- **GIVEN INSTRUCTION**
Spot each line that carries the word "this"; copy those lines.

-=-=-

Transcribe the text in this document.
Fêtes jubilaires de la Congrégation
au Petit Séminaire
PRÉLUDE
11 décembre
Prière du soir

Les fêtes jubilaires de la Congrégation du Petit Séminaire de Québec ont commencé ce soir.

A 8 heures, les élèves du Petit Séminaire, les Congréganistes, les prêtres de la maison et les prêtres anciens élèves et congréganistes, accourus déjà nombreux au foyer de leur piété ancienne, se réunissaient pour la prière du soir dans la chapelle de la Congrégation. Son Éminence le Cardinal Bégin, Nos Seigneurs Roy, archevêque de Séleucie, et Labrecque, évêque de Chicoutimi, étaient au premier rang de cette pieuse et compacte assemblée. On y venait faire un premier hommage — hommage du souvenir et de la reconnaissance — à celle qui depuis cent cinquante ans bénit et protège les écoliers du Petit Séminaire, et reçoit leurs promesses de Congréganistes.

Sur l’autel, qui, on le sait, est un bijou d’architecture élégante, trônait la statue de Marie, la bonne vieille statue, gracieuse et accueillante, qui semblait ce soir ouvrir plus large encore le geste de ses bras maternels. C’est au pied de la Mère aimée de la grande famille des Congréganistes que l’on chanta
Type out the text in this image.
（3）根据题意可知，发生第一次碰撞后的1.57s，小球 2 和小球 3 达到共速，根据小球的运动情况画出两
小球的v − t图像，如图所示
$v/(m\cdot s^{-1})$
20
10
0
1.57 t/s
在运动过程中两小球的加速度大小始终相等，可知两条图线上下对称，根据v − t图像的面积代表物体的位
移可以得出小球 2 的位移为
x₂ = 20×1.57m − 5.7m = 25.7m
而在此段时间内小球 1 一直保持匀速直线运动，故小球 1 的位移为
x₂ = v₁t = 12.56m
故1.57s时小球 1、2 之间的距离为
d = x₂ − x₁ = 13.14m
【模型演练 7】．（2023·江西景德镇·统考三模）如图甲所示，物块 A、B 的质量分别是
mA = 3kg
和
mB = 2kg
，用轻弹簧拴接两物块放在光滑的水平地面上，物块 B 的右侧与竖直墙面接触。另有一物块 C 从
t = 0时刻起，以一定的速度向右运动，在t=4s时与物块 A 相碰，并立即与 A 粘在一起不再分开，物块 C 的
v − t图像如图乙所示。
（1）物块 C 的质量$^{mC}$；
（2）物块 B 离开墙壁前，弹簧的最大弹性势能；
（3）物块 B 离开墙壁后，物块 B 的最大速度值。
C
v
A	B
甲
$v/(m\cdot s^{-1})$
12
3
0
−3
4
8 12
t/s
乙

-=-=-

- **REPLY TO THE EXERCISE**
Transcribe the text in this document.
Type out the text in this image.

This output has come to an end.